### Provided entries:

────────

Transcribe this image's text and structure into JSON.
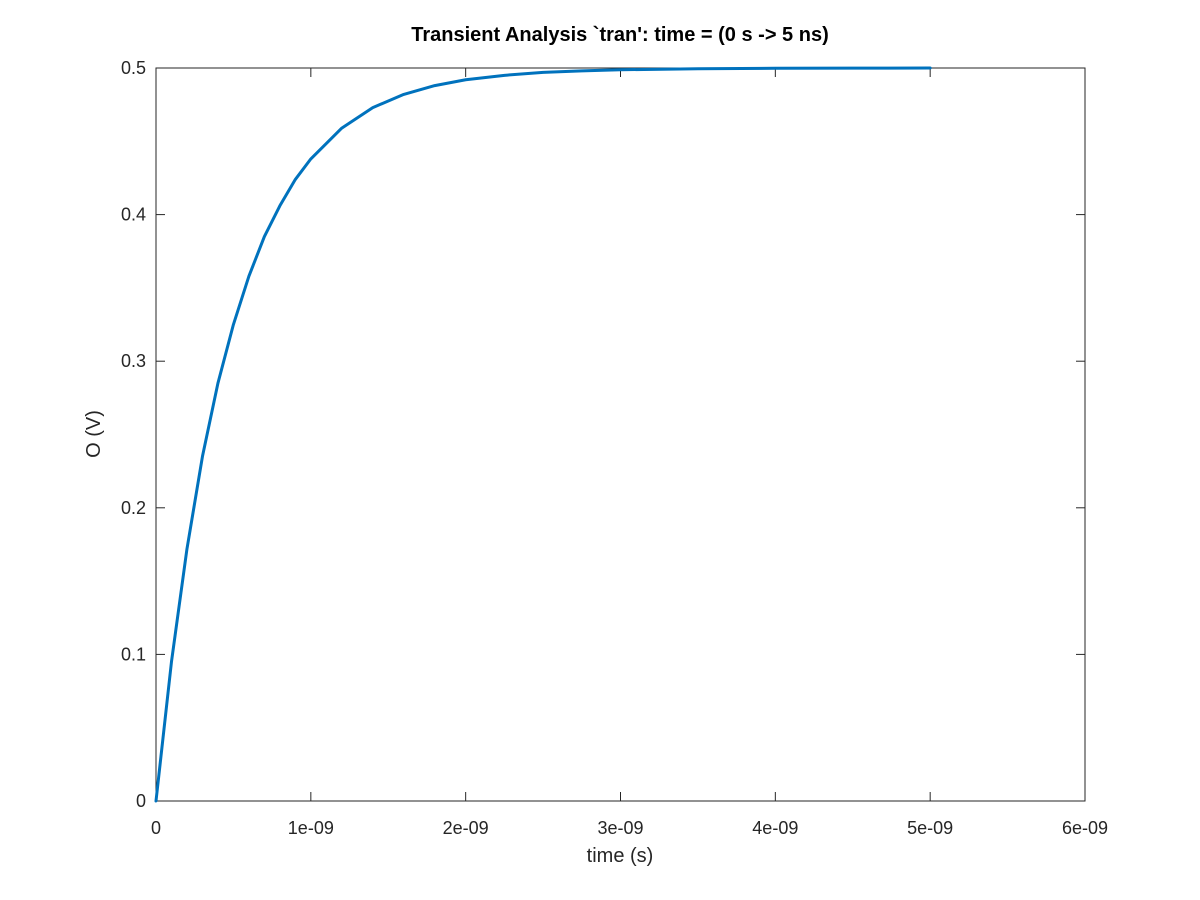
{
  "chart_data": {
    "type": "line",
    "title": "Transient Analysis `tran': time = (0 s -> 5 ns)",
    "xlabel": "time (s)",
    "ylabel": "O (V)",
    "xlim": [
      0,
      6e-09
    ],
    "ylim": [
      0,
      0.5
    ],
    "x_ticks": [
      0,
      1e-09,
      2e-09,
      3e-09,
      4e-09,
      5e-09,
      6e-09
    ],
    "x_tick_labels": [
      "0",
      "1e-09",
      "2e-09",
      "3e-09",
      "4e-09",
      "5e-09",
      "6e-09"
    ],
    "y_ticks": [
      0,
      0.1,
      0.2,
      0.3,
      0.4,
      0.5
    ],
    "y_tick_labels": [
      "0",
      "0.1",
      "0.2",
      "0.3",
      "0.4",
      "0.5"
    ],
    "grid": false,
    "series": [
      {
        "color": "#0072bd",
        "x": [
          0,
          1e-10,
          2e-10,
          3e-10,
          4e-10,
          5e-10,
          6e-10,
          7e-10,
          8e-10,
          9e-10,
          1e-09,
          1.2e-09,
          1.4e-09,
          1.6e-09,
          1.8e-09,
          2e-09,
          2.25e-09,
          2.5e-09,
          2.75e-09,
          3e-09,
          3.5e-09,
          4e-09,
          4.5e-09,
          5e-09
        ],
        "values": [
          0,
          0.095,
          0.172,
          0.235,
          0.285,
          0.325,
          0.358,
          0.385,
          0.406,
          0.424,
          0.438,
          0.459,
          0.473,
          0.482,
          0.488,
          0.492,
          0.495,
          0.497,
          0.498,
          0.4988,
          0.4995,
          0.4998,
          0.4999,
          0.5
        ]
      }
    ]
  }
}
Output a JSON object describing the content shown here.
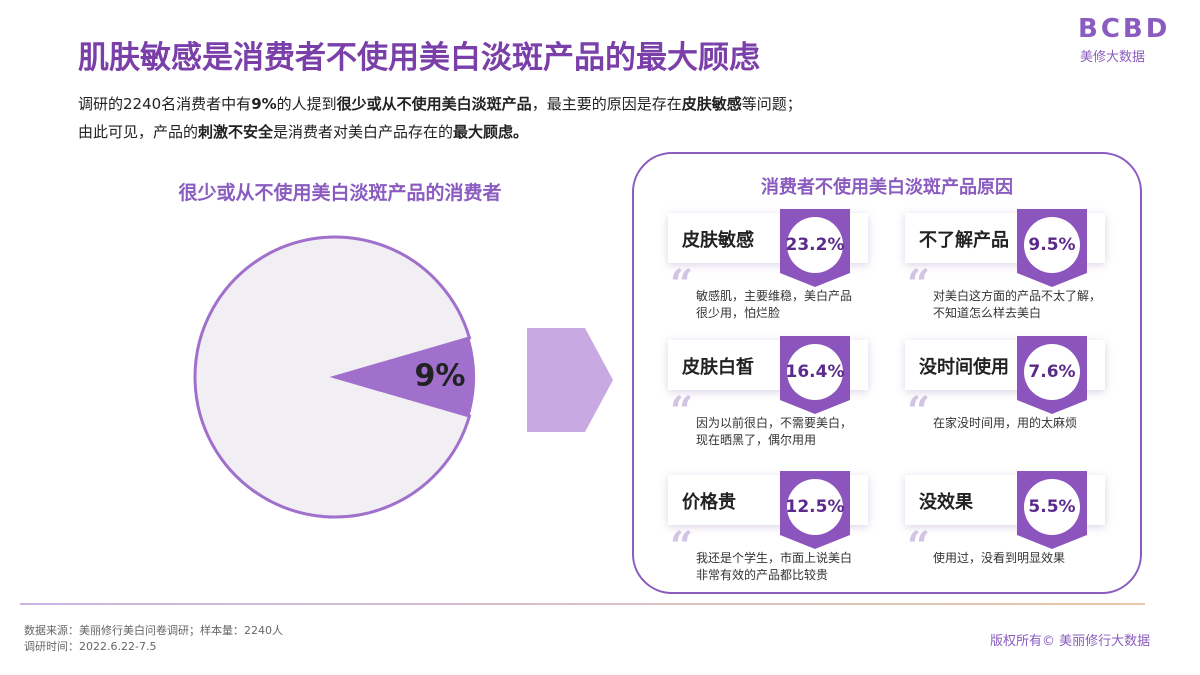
{
  "header": {
    "title": "肌肤敏感是消费者不使用美白淡斑产品的最大顾虑",
    "logo": "BCBD",
    "logo_sub": "美修大数据"
  },
  "intro": [
    [
      {
        "text": "调研的2240名消费者中有",
        "bold": false
      },
      {
        "text": "9%",
        "bold": true
      },
      {
        "text": "的人提到",
        "bold": false
      },
      {
        "text": "很少或从不使用美白淡斑产品",
        "bold": true
      },
      {
        "text": "，最主要的原因是存在",
        "bold": false
      },
      {
        "text": "皮肤敏感",
        "bold": true
      },
      {
        "text": "等问题；",
        "bold": false
      }
    ],
    [
      {
        "text": "由此可见，产品的",
        "bold": false
      },
      {
        "text": "刺激不安全",
        "bold": true
      },
      {
        "text": "是消费者对美白产品存在的",
        "bold": false
      },
      {
        "text": "最大顾虑。",
        "bold": true
      }
    ]
  ],
  "chart_data": {
    "type": "pie",
    "title": "很少或从不使用美白淡斑产品的消费者",
    "values": [
      9,
      91
    ],
    "value_labels": [
      "9%",
      null
    ],
    "colors": [
      "#a070cc",
      "#f1eff3"
    ]
  },
  "reasons": {
    "title": "消费者不使用美白淡斑产品原因",
    "items": [
      {
        "name": "皮肤敏感",
        "share": "23.2%",
        "quote": [
          "敏感肌，主要维稳，美白产品",
          "很少用，怕烂脸"
        ]
      },
      {
        "name": "不了解产品",
        "share": "9.5%",
        "quote": [
          "对美白这方面的产品不太了解，",
          "不知道怎么样去美白"
        ]
      },
      {
        "name": "皮肤白皙",
        "share": "16.4%",
        "quote": [
          "因为以前很白，不需要美白，",
          "现在晒黑了，偶尔用用"
        ]
      },
      {
        "name": "没时间使用",
        "share": "7.6%",
        "quote": [
          "在家没时间用，用的太麻烦"
        ]
      },
      {
        "name": "价格贵",
        "share": "12.5%",
        "quote": [
          "我还是个学生，市面上说美白",
          "非常有效的产品都比较贵"
        ]
      },
      {
        "name": "没效果",
        "share": "5.5%",
        "quote": [
          "使用过，没看到明显效果"
        ]
      }
    ]
  },
  "footer": {
    "source": [
      "数据来源：美丽修行美白问卷调研；样本量：2240人",
      "调研时间：2022.6.22-7.5"
    ],
    "copyright": "版权所有© 美丽修行大数据"
  }
}
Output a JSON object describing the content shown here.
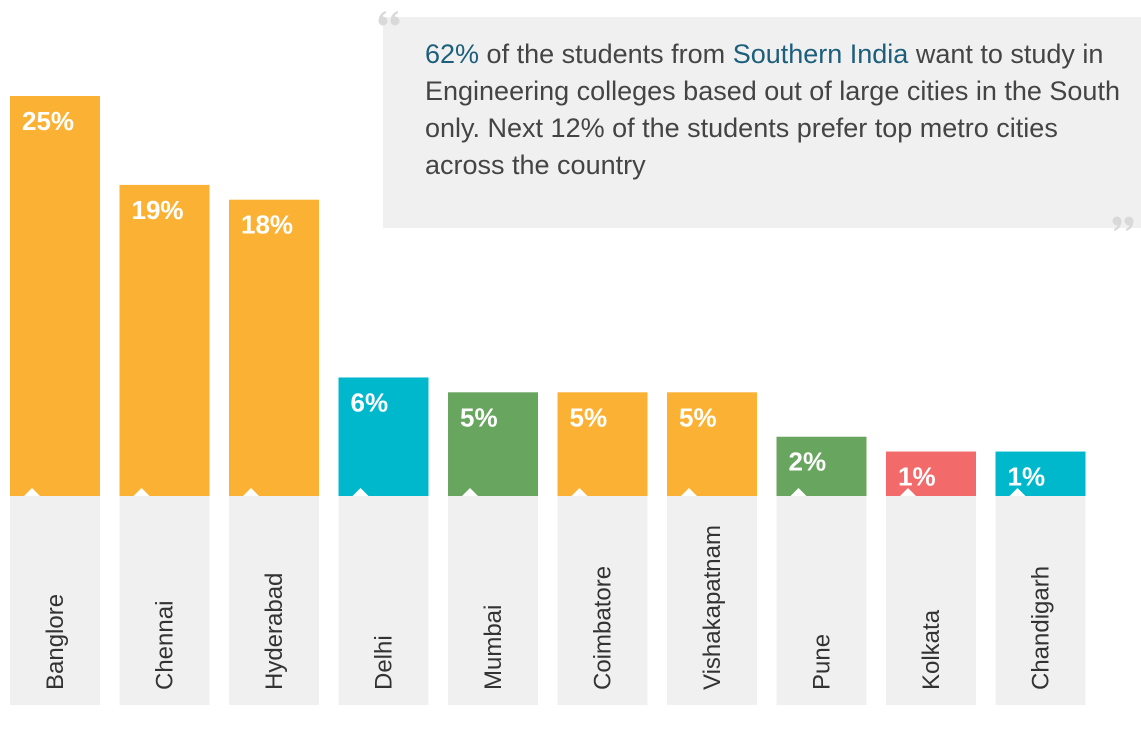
{
  "chart_data": {
    "type": "bar",
    "annotation": [
      "62%",
      " of the students from ",
      "Southern India",
      " want to study in Engineering colleges based out of large cities in the South only. Next 12% of the students prefer top metro cities across the country"
    ],
    "categories": [
      "Banglore",
      "Chennai",
      "Hyderabad",
      "Delhi",
      "Mumbai",
      "Coimbatore",
      "Vishakapatnam",
      "Pune",
      "Kolkata",
      "Chandigarh"
    ],
    "values": [
      25,
      19,
      18,
      6,
      5,
      5,
      5,
      2,
      1,
      1
    ],
    "value_labels": [
      "25%",
      "19%",
      "18%",
      "6%",
      "5%",
      "5%",
      "5%",
      "2%",
      "1%",
      "1%"
    ],
    "colors": [
      "#fbb234",
      "#fbb234",
      "#fbb234",
      "#00b8cc",
      "#68a55e",
      "#fbb234",
      "#fbb234",
      "#68a55e",
      "#f26a6a",
      "#00b8cc"
    ],
    "ylim": [
      -2,
      25
    ]
  }
}
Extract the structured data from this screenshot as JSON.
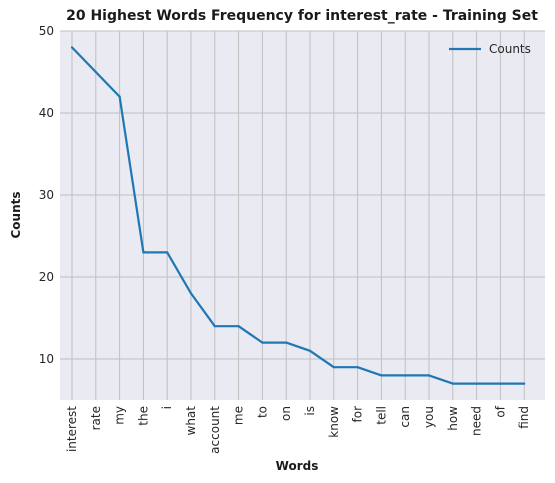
{
  "chart_data": {
    "type": "line",
    "title": "20 Highest Words Frequency for interest_rate - Training Set",
    "xlabel": "Words",
    "ylabel": "Counts",
    "categories": [
      "interest",
      "rate",
      "my",
      "the",
      "i",
      "what",
      "account",
      "me",
      "to",
      "on",
      "is",
      "know",
      "for",
      "tell",
      "can",
      "you",
      "how",
      "need",
      "of",
      "find"
    ],
    "series": [
      {
        "name": "Counts",
        "values": [
          48,
          45,
          42,
          23,
          23,
          18,
          14,
          14,
          12,
          12,
          11,
          9,
          9,
          8,
          8,
          8,
          7,
          7,
          7,
          7
        ]
      }
    ],
    "ylim": [
      5,
      50
    ],
    "yticks": [
      10,
      20,
      30,
      40,
      50
    ],
    "grid": true,
    "legend": "top-right",
    "colors": {
      "line": "#1f77b4",
      "plot_bg": "#eaeaf2",
      "grid": "#c0c0c0"
    }
  }
}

────────

### Goal of the exercise:
Each line in the material either holds the string "JSON" or does not. State how many do, and nothing else.

### Exercise answer:
4